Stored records
+++

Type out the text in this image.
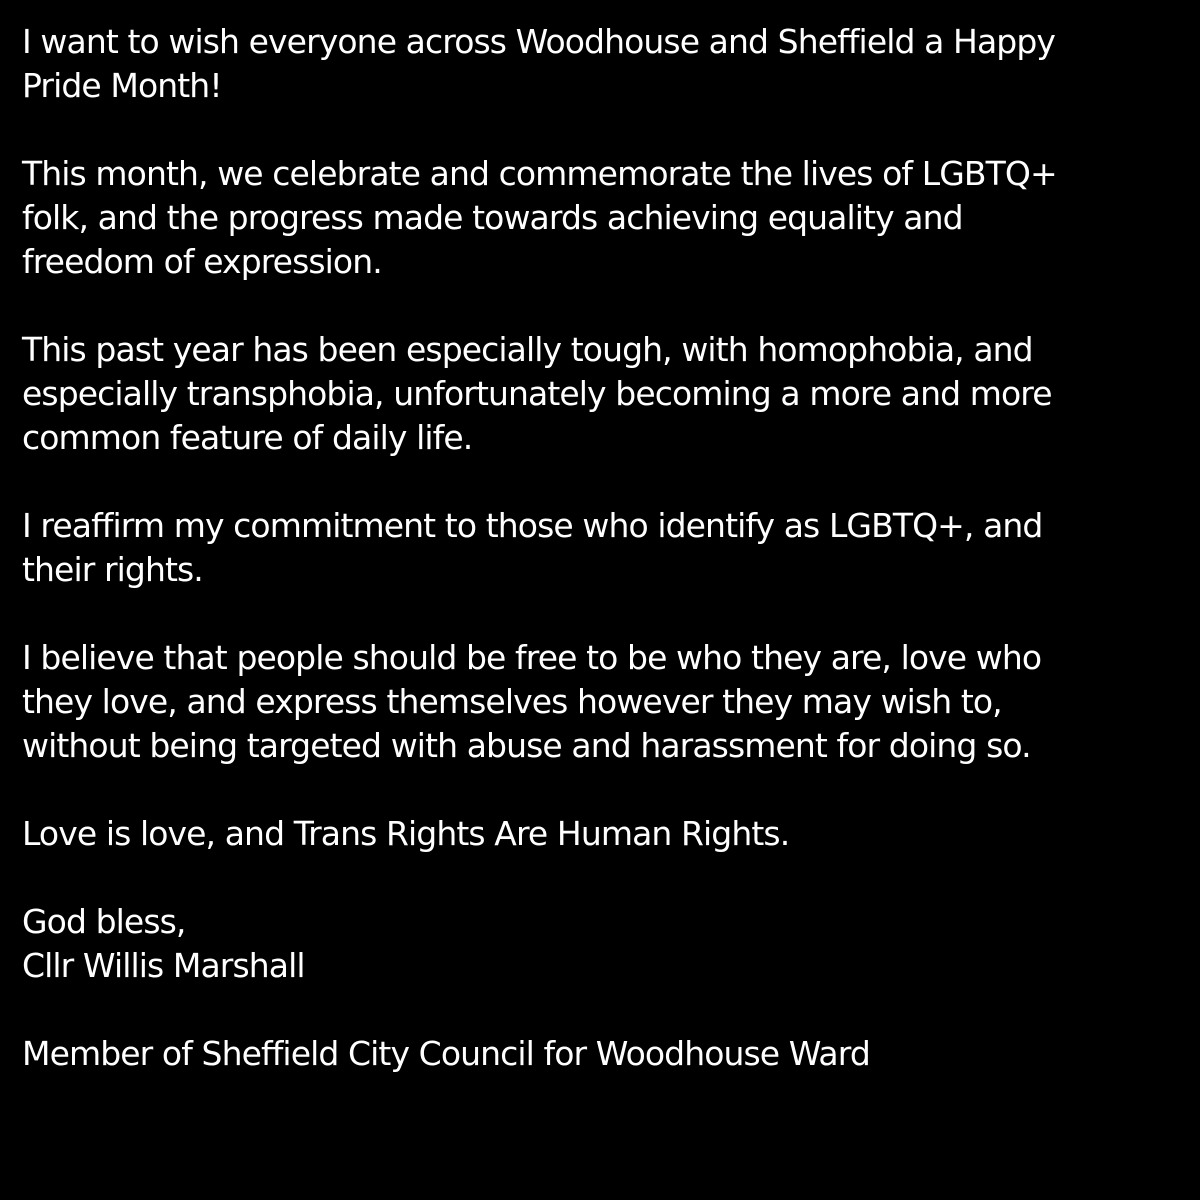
I want to wish everyone across Woodhouse and Sheffield a Happy
Pride Month!

This month, we celebrate and commemorate the lives of LGBTQ+
folk, and the progress made towards achieving equality and
freedom of expression.

This past year has been especially tough, with homophobia, and
especially transphobia, unfortunately becoming a more and more
common feature of daily life.

I reaffirm my commitment to those who identify as LGBTQ+, and
their rights.

I believe that people should be free to be who they are, love who
they love, and express themselves however they may wish to,
without being targeted with abuse and harassment for doing so.

Love is love, and Trans Rights Are Human Rights.

God bless,
Cllr Willis Marshall

Member of Sheffield City Council for Woodhouse Ward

+++

* **The task**: Which lines hold the string "with"? List them all.

* **Response to this task**:
This past year has been especially tough, with homophobia, and
without being targeted with abuse and harassment for doing so.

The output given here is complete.